> **What is needed**: Take every line where the string "Jewish" appears and copy it.
————————
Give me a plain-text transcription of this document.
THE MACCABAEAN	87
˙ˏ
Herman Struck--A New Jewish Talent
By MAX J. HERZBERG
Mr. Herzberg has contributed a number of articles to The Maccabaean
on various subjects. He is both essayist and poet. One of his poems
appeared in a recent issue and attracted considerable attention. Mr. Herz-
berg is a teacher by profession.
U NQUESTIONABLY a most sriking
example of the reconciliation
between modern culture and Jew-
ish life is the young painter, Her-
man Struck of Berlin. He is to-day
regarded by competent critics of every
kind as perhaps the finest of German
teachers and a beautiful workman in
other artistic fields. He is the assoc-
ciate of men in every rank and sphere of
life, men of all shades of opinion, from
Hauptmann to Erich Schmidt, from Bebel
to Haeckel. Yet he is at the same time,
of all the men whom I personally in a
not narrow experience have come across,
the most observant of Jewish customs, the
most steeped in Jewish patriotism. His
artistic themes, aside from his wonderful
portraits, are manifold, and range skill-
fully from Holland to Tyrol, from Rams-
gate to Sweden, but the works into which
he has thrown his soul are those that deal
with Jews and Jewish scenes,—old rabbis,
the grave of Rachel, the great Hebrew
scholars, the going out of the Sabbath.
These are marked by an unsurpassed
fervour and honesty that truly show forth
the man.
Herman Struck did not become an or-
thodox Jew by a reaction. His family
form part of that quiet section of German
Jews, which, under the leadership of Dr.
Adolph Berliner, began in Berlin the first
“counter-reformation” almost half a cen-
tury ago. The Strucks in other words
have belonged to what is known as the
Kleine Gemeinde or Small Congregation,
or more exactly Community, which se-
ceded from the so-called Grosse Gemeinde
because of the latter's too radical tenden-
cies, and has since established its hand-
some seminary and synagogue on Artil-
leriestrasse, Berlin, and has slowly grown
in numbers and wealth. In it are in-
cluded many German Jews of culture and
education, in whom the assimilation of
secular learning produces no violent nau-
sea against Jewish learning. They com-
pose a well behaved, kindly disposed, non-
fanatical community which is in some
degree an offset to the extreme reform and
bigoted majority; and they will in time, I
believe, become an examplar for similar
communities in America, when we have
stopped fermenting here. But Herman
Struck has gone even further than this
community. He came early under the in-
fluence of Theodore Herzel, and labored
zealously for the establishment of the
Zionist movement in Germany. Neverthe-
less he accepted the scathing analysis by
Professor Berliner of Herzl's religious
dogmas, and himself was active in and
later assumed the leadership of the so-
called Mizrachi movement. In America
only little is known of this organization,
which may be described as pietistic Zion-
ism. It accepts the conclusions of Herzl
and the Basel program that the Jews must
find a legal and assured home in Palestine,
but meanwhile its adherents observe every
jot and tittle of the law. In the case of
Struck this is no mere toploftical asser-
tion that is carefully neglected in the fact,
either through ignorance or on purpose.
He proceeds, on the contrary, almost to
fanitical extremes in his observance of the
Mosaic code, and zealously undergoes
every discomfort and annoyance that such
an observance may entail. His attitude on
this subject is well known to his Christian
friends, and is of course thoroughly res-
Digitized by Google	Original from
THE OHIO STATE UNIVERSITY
————————
> **Correct result**:
Herman Struck--A New Jewish Talent
the most observant of Jewish customs, the
most steeped in Jewish patriotism. His
with Jews and Jewish scenes,—old rabbis,
sea against Jewish learning. They com-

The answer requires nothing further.